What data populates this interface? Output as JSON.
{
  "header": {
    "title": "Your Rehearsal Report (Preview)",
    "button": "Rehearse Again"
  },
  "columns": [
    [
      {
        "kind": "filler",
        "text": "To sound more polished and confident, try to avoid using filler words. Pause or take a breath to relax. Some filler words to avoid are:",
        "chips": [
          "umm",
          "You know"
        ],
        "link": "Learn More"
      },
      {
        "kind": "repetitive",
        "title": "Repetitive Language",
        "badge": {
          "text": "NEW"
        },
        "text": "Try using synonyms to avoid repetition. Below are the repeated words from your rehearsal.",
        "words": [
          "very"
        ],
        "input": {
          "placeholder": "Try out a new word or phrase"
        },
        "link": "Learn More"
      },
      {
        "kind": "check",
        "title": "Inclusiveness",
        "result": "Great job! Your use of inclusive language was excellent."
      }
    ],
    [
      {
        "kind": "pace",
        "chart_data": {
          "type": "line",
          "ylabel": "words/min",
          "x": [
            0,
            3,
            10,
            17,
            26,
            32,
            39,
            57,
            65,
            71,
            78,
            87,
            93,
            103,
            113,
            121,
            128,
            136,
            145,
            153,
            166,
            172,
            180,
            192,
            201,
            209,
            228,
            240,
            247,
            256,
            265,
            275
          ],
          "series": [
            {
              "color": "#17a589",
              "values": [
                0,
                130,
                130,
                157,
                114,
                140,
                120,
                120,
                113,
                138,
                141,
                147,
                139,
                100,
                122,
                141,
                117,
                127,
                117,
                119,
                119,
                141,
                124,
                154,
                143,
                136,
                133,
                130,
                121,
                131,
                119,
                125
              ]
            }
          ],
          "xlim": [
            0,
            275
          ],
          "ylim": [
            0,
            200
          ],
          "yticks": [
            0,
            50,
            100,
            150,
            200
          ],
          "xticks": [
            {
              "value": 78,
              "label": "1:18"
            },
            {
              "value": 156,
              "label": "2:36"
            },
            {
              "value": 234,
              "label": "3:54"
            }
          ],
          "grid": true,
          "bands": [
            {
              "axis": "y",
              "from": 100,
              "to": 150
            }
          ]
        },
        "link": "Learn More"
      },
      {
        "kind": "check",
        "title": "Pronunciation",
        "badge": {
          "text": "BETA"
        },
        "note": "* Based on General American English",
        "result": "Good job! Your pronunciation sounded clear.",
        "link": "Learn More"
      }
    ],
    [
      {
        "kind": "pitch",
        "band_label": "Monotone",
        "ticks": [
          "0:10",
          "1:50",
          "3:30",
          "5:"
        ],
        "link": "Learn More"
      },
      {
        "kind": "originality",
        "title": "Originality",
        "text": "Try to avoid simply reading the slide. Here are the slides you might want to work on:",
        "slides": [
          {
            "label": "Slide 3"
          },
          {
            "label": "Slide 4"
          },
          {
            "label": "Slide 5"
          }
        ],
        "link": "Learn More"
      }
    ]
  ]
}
- - - - -
WHAT YOU NEED TO DO: Copy out all of the lines above exactly.

EXERCISE RESPONSE:
What data populates this interface? Output as JSON.
{
  "header": {
    "title": "Your Rehearsal Report (Preview)",
    "button": "Rehearse Again"
  },
  "columns": [
    [
      {
        "kind": "filler",
        "text": "To sound more polished and confident, try to avoid using filler words. Pause or take a breath to relax. Some filler words to avoid are:",
        "chips": [
          "umm",
          "You know"
        ],
        "link": "Learn More"
      },
      {
        "kind": "repetitive",
        "title": "Repetitive Language",
        "badge": {
          "text": "NEW"
        },
        "text": "Try using synonyms to avoid repetition. Below are the repeated words from your rehearsal.",
        "words": [
          "very"
        ],
        "input": {
          "placeholder": "Try out a new word or phrase"
        },
        "link": "Learn More"
      },
      {
        "kind": "check",
        "title": "Inclusiveness",
        "result": "Great job! Your use of inclusive language was excellent."
      }
    ],
    [
      {
        "kind": "pace",
        "chart_data": {
          "type": "line",
          "ylabel": "words/min",
          "x": [
            0,
            3,
            10,
            17,
            26,
            32,
            39,
            57,
            65,
            71,
            78,
            87,
            93,
            103,
            113,
            121,
            128,
            136,
            145,
            153,
            166,
            172,
            180,
            192,
            201,
            209,
            228,
            240,
            247,
            256,
            265,
            275
          ],
          "series": [
            {
              "color": "#17a589",
              "values": [
                0,
                130,
                130,
                157,
                114,
                140,
                120,
                120,
                113,
                138,
                141,
                147,
                139,
                100,
                122,
                141,
                117,
                127,
                117,
                119,
                119,
                141,
                124,
                154,
                143,
                136,
                133,
                130,
                121,
                131,
                119,
                125
              ]
            }
          ],
          "xlim": [
            0,
            275
          ],
          "ylim": [
            0,
            200
          ],
          "yticks": [
            0,
            50,
            100,
            150,
            200
          ],
          "xticks": [
            {
              "value": 78,
              "label": "1:18"
            },
            {
              "value": 156,
              "label": "2:36"
            },
            {
              "value": 234,
              "label": "3:54"
            }
          ],
          "grid": true,
          "bands": [
            {
              "axis": "y",
              "from": 100,
              "to": 150
            }
          ]
        },
        "link": "Learn More"
      },
      {
        "kind": "check",
        "title": "Pronunciation",
        "badge": {
          "text": "BETA"
        },
        "note": "* Based on General American English",
        "result": "Good job! Your pronunciation sounded clear.",
        "link": "Learn More"
      }
    ],
    [
      {
        "kind": "pitch",
        "band_label": "Monotone",
        "ticks": [
          "0:10",
          "1:50",
          "3:30",
          "5:"
        ],
        "link": "Learn More"
      },
      {
        "kind": "originality",
        "title": "Originality",
        "text": "Try to avoid simply reading the slide. Here are the slides you might want to work on:",
        "slides": [
          {
            "label": "Slide 3"
          },
          {
            "label": "Slide 4"
          },
          {
            "label": "Slide 5"
          }
        ],
        "link": "Learn More"
      }
    ]
  ]
}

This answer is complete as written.